* [Directive] Give every line from the entries that contains "name".

* [Data excerpts]

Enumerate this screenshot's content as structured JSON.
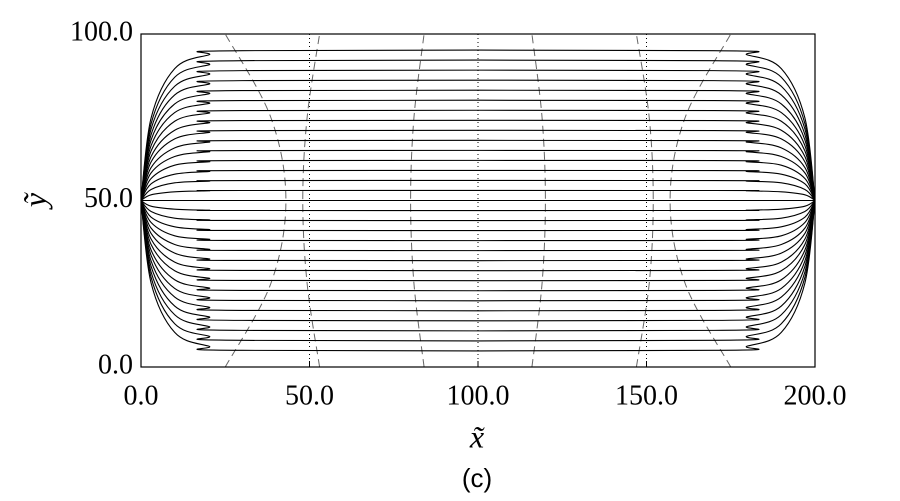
{
  "chart_data": {
    "type": "line",
    "xlabel": "x̃",
    "ylabel": "ỹ",
    "caption": "(c)",
    "xlim": [
      0,
      200
    ],
    "ylim": [
      0,
      100
    ],
    "xticks": [
      {
        "value": 0,
        "label": "0.0"
      },
      {
        "value": 50,
        "label": "50.0"
      },
      {
        "value": 100,
        "label": "100.0"
      },
      {
        "value": 150,
        "label": "150.0"
      },
      {
        "value": 200,
        "label": "200.0"
      }
    ],
    "yticks": [
      {
        "value": 0,
        "label": "0.0"
      },
      {
        "value": 50,
        "label": "50.0"
      },
      {
        "value": 100,
        "label": "100.0"
      }
    ],
    "color": "#000000",
    "x": [
      0,
      3,
      10,
      20,
      30,
      170,
      180,
      190,
      197,
      200
    ],
    "series": [
      {
        "values": [
          50,
          74.8,
          89.6,
          93.7,
          95,
          95,
          93.7,
          89.6,
          74.8,
          50
        ]
      },
      {
        "values": [
          50,
          73.1,
          87.0,
          90.7,
          92,
          92,
          90.7,
          87.0,
          73.1,
          50
        ]
      },
      {
        "values": [
          50,
          71.5,
          84.3,
          87.8,
          89,
          89,
          87.8,
          84.3,
          71.5,
          50
        ]
      },
      {
        "values": [
          50,
          69.8,
          81.7,
          84.9,
          86,
          86,
          84.9,
          81.7,
          69.8,
          50
        ]
      },
      {
        "values": [
          50,
          68.2,
          79.0,
          82.0,
          83,
          83,
          82.0,
          79.0,
          68.2,
          50
        ]
      },
      {
        "values": [
          50,
          66.5,
          76.4,
          79.1,
          80,
          80,
          79.1,
          76.4,
          66.5,
          50
        ]
      },
      {
        "values": [
          50,
          64.9,
          73.8,
          76.2,
          77,
          77,
          76.2,
          73.8,
          64.9,
          50
        ]
      },
      {
        "values": [
          50,
          63.2,
          71.1,
          73.3,
          74,
          74,
          73.3,
          71.1,
          63.2,
          50
        ]
      },
      {
        "values": [
          50,
          61.6,
          68.5,
          70.4,
          71,
          71,
          70.4,
          68.5,
          61.6,
          50
        ]
      },
      {
        "values": [
          50,
          59.9,
          65.8,
          67.5,
          68,
          68,
          67.5,
          65.8,
          59.9,
          50
        ]
      },
      {
        "values": [
          50,
          58.3,
          63.2,
          64.6,
          65,
          65,
          64.6,
          63.2,
          58.3,
          50
        ]
      },
      {
        "values": [
          50,
          56.6,
          60.6,
          61.6,
          62,
          62,
          61.6,
          60.6,
          56.6,
          50
        ]
      },
      {
        "values": [
          50,
          55.0,
          57.9,
          58.7,
          59,
          59,
          58.7,
          57.9,
          55.0,
          50
        ]
      },
      {
        "values": [
          50,
          53.3,
          55.3,
          55.8,
          56,
          56,
          55.8,
          55.3,
          53.3,
          50
        ]
      },
      {
        "values": [
          50,
          51.7,
          52.6,
          52.9,
          53,
          53,
          52.9,
          52.6,
          51.7,
          50
        ]
      },
      {
        "values": [
          50,
          50,
          50,
          50,
          50,
          50,
          50,
          50,
          50,
          50
        ]
      },
      {
        "values": [
          50,
          48.3,
          47.4,
          47.1,
          47,
          47,
          47.1,
          47.4,
          48.3,
          50
        ]
      },
      {
        "values": [
          50,
          46.7,
          44.7,
          44.2,
          44,
          44,
          44.2,
          44.7,
          46.7,
          50
        ]
      },
      {
        "values": [
          50,
          45.0,
          42.1,
          41.3,
          41,
          41,
          41.3,
          42.1,
          45.0,
          50
        ]
      },
      {
        "values": [
          50,
          43.4,
          39.4,
          38.4,
          38,
          38,
          38.4,
          39.4,
          43.4,
          50
        ]
      },
      {
        "values": [
          50,
          41.7,
          36.8,
          35.4,
          35,
          35,
          35.4,
          36.8,
          41.7,
          50
        ]
      },
      {
        "values": [
          50,
          40.1,
          34.2,
          32.5,
          32,
          32,
          32.5,
          34.2,
          40.1,
          50
        ]
      },
      {
        "values": [
          50,
          38.4,
          31.5,
          29.6,
          29,
          29,
          29.6,
          31.5,
          38.4,
          50
        ]
      },
      {
        "values": [
          50,
          36.8,
          28.9,
          26.7,
          26,
          26,
          26.7,
          28.9,
          36.8,
          50
        ]
      },
      {
        "values": [
          50,
          35.1,
          26.2,
          23.8,
          23,
          23,
          23.8,
          26.2,
          35.1,
          50
        ]
      },
      {
        "values": [
          50,
          33.5,
          23.6,
          20.9,
          20,
          20,
          20.9,
          23.6,
          33.5,
          50
        ]
      },
      {
        "values": [
          50,
          31.8,
          21.0,
          18.0,
          17,
          17,
          18.0,
          21.0,
          31.8,
          50
        ]
      },
      {
        "values": [
          50,
          30.2,
          18.3,
          15.1,
          14,
          14,
          15.1,
          18.3,
          30.2,
          50
        ]
      },
      {
        "values": [
          50,
          28.5,
          15.7,
          12.2,
          11,
          11,
          12.2,
          15.7,
          28.5,
          50
        ]
      },
      {
        "values": [
          50,
          26.9,
          13.0,
          9.3,
          8,
          8,
          9.3,
          13.0,
          26.9,
          50
        ]
      },
      {
        "values": [
          50,
          25.2,
          10.4,
          6.3,
          5,
          5,
          6.3,
          10.4,
          25.2,
          50
        ]
      }
    ],
    "dashed": {
      "color": "#666666",
      "y": [
        0,
        25,
        50,
        75,
        100
      ],
      "lines": [
        [
          25,
          38.5,
          43,
          38.5,
          25
        ],
        [
          53,
          49.3,
          48,
          49.3,
          53
        ],
        [
          84,
          81,
          80,
          81,
          84
        ],
        [
          116,
          119,
          120,
          119,
          116
        ],
        [
          147,
          150.8,
          152,
          150.8,
          147
        ],
        [
          175,
          161.5,
          157,
          161.5,
          175
        ]
      ]
    },
    "dotted_x": [
      50,
      100,
      150
    ]
  }
}
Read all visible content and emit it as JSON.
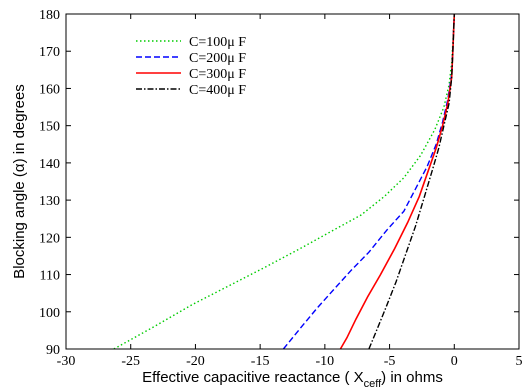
{
  "chart_data": {
    "type": "line",
    "title": "",
    "xlabel": {
      "prefix": "Effective capacitive reactance ( X",
      "sub": "ceff",
      "suffix": ") in ohms"
    },
    "ylabel": "Blocking angle (α) in degrees",
    "xlim": [
      -30,
      5
    ],
    "ylim": [
      90,
      180
    ],
    "xticks": [
      "-30",
      "-25",
      "-20",
      "-15",
      "-10",
      "-5",
      "0",
      "5"
    ],
    "yticks": [
      "90",
      "100",
      "110",
      "120",
      "130",
      "140",
      "150",
      "160",
      "170",
      "180"
    ],
    "grid": false,
    "legend_position": "top-left",
    "series": [
      {
        "name": "C=100μ F",
        "color": "#00cc00",
        "dash": "dotted",
        "points": [
          [
            -26.3,
            90
          ],
          [
            -23.2,
            96
          ],
          [
            -20.2,
            102
          ],
          [
            -17.4,
            107
          ],
          [
            -14.6,
            112
          ],
          [
            -11.9,
            117
          ],
          [
            -9.3,
            122
          ],
          [
            -7.2,
            126
          ],
          [
            -5.4,
            131
          ],
          [
            -3.9,
            136
          ],
          [
            -2.6,
            142
          ],
          [
            -1.5,
            149
          ],
          [
            -0.8,
            155
          ],
          [
            -0.4,
            161
          ],
          [
            -0.2,
            167
          ],
          [
            -0.1,
            173
          ],
          [
            0,
            180
          ]
        ]
      },
      {
        "name": "C=200μ F",
        "color": "#0000ff",
        "dash": "dashed",
        "points": [
          [
            -13.2,
            90
          ],
          [
            -11.8,
            96
          ],
          [
            -10.6,
            101
          ],
          [
            -9.3,
            106
          ],
          [
            -8.0,
            111
          ],
          [
            -6.6,
            116
          ],
          [
            -5.2,
            122
          ],
          [
            -3.9,
            127
          ],
          [
            -3.0,
            133
          ],
          [
            -2.1,
            139
          ],
          [
            -1.4,
            145
          ],
          [
            -0.9,
            151
          ],
          [
            -0.5,
            157
          ],
          [
            -0.2,
            164
          ],
          [
            -0.1,
            172
          ],
          [
            0,
            180
          ]
        ]
      },
      {
        "name": "C=300μ F",
        "color": "#ff0000",
        "dash": "solid",
        "points": [
          [
            -8.8,
            90
          ],
          [
            -8.3,
            93
          ],
          [
            -7.6,
            98
          ],
          [
            -6.7,
            104
          ],
          [
            -5.7,
            110
          ],
          [
            -4.6,
            117
          ],
          [
            -3.6,
            124
          ],
          [
            -2.7,
            131
          ],
          [
            -2.0,
            138
          ],
          [
            -1.4,
            144
          ],
          [
            -0.9,
            150
          ],
          [
            -0.5,
            156
          ],
          [
            -0.2,
            163
          ],
          [
            -0.1,
            171
          ],
          [
            0,
            180
          ]
        ]
      },
      {
        "name": "C=400μ F",
        "color": "#000000",
        "dash": "dashdot",
        "points": [
          [
            -6.6,
            90
          ],
          [
            -6.0,
            95
          ],
          [
            -5.3,
            101
          ],
          [
            -4.5,
            108
          ],
          [
            -3.8,
            115
          ],
          [
            -3.0,
            123
          ],
          [
            -2.3,
            131
          ],
          [
            -1.7,
            138
          ],
          [
            -1.2,
            144
          ],
          [
            -0.8,
            150
          ],
          [
            -0.4,
            156
          ],
          [
            -0.2,
            163
          ],
          [
            -0.1,
            171
          ],
          [
            0,
            180
          ]
        ]
      }
    ]
  }
}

* [Written answer]
        "name": "C=100μ F",
        "name": "C=200μ F",
        "name": "C=300μ F",
        "name": "C=400μ F",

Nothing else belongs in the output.